# start of SOURCE DATA
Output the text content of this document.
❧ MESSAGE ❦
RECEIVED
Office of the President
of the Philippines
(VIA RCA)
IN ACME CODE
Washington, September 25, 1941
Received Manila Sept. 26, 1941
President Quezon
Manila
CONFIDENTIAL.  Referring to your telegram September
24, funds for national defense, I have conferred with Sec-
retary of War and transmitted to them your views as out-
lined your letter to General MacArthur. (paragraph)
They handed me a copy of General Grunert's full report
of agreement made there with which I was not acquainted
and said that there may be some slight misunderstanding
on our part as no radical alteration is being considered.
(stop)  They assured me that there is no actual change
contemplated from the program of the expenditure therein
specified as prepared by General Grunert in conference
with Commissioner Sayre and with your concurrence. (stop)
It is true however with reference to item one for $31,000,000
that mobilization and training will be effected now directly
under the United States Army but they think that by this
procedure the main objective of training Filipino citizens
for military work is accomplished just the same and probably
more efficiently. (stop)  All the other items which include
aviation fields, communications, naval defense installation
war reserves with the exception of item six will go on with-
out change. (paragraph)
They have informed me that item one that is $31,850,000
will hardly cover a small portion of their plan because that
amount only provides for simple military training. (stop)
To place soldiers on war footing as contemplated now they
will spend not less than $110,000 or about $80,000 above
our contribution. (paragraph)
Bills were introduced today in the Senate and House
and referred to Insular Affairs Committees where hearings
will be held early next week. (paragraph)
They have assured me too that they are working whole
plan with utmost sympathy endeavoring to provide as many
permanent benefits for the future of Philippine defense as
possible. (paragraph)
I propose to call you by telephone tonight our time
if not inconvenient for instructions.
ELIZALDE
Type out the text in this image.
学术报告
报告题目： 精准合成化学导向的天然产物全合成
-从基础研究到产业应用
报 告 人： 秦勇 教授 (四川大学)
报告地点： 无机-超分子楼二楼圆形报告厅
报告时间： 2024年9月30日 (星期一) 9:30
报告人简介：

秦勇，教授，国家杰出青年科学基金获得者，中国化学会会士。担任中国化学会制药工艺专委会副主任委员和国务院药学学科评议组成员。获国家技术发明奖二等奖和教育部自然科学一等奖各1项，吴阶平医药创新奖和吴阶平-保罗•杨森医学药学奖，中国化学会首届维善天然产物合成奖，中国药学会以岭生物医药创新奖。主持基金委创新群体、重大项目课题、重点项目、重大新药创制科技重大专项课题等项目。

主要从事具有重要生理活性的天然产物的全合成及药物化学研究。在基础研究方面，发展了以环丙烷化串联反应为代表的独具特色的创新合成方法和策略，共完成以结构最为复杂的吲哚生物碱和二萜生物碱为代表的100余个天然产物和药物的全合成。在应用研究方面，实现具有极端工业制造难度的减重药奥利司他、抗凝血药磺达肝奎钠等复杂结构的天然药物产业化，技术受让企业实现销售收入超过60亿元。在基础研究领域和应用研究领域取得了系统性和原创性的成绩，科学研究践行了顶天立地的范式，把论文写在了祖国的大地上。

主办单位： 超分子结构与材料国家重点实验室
# end of SOURCE DATA
[WORK TO DO] From the line holding "Type out the text in this image." down to the final line above, quote every line exactly and only those lines.

[WRITTEN ANSWER]
Type out the text in this image.
学术报告
报告题目： 精准合成化学导向的天然产物全合成
-从基础研究到产业应用
报 告 人： 秦勇 教授 (四川大学)
报告地点： 无机-超分子楼二楼圆形报告厅
报告时间： 2024年9月30日 (星期一) 9:30
报告人简介：

秦勇，教授，国家杰出青年科学基金获得者，中国化学会会士。担任中国化学会制药工艺专委会副主任委员和国务院药学学科评议组成员。获国家技术发明奖二等奖和教育部自然科学一等奖各1项，吴阶平医药创新奖和吴阶平-保罗•杨森医学药学奖，中国化学会首届维善天然产物合成奖，中国药学会以岭生物医药创新奖。主持基金委创新群体、重大项目课题、重点项目、重大新药创制科技重大专项课题等项目。

主要从事具有重要生理活性的天然产物的全合成及药物化学研究。在基础研究方面，发展了以环丙烷化串联反应为代表的独具特色的创新合成方法和策略，共完成以结构最为复杂的吲哚生物碱和二萜生物碱为代表的100余个天然产物和药物的全合成。在应用研究方面，实现具有极端工业制造难度的减重药奥利司他、抗凝血药磺达肝奎钠等复杂结构的天然药物产业化，技术受让企业实现销售收入超过60亿元。在基础研究领域和应用研究领域取得了系统性和原创性的成绩，科学研究践行了顶天立地的范式，把论文写在了祖国的大地上。

主办单位： 超分子结构与材料国家重点实验室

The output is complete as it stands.